GIVEN ENTRIES:
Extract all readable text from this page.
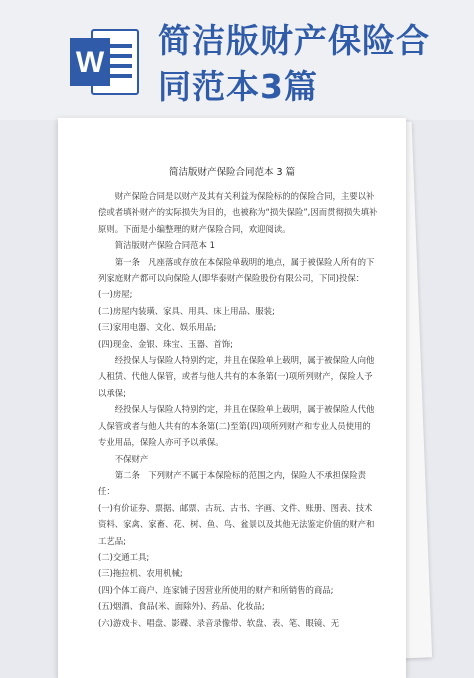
W
简洁版财产保险合
同范本3篇
简洁版财产保险合同范本 3 篇

财产保险合同是以财产及其有关利益为保险标的的保险合同，主要以补偿或者填补财产的实际损失为目的，也被称为“损失保险”,因而贯彻损失填补原则。下面是小编整理的财产保险合同，欢迎阅读。

简洁版财产保险合同范本 1

第一条　凡座落或存放在本保险单载明的地点，属于被保险人所有的下列家庭财产都可以向保险人(即华泰财产保险股份有限公司，下同)投保：

(一)房屋;

(二)房屋内装璜、家具、用具、床上用品、服装;

(三)家用电器、文化、娱乐用品;

(四)现金、金银、珠宝、玉器、首饰;

经投保人与保险人特别约定，并且在保险单上载明，属于被保险人向他人租赁、代他人保管，或者与他人共有的本条第(一)项所列财产，保险人予以承保;

经投保人与保险人特别约定，并且在保险单上载明，属于被保险人代他人保管或者与他人共有的本条第(二)至第(四)项所列财产和专业人员使用的专业用品，保险人亦可予以承保。

不保财产

第二条　下列财产不属于本保险标的范围之内，保险人不承担保险责任：

(一)有价证券、票据、邮票、古玩、古书、字画、文件、账册、图表、技术资料、家禽、家畜、花、树、鱼、鸟、盆景以及其他无法鉴定价值的财产和工艺品;

(二)交通工具;

(三)拖拉机、农用机械;

(四)个体工商户、连家铺子因营业所使用的财产和所销售的商品;

(五)烟酒、食品(米、面除外)、药品、化妆品;

(六)游戏卡、唱盘、影碟、录音录像带、软盘、表、笔、眼镜、无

DIRECTION: Copy each line of the records above that carries the word "并且在保险单上载明".

EXPECTED ANSWER:
经投保人与保险人特别约定，并且在保险单上载明，属于被保险人向他人租赁、代他人保管，或者与他人共有的本条第(一)项所列财产，保险人予以承保;
经投保人与保险人特别约定，并且在保险单上载明，属于被保险人代他人保管或者与他人共有的本条第(二)至第(四)项所列财产和专业人员使用的专业用品，保险人亦可予以承保。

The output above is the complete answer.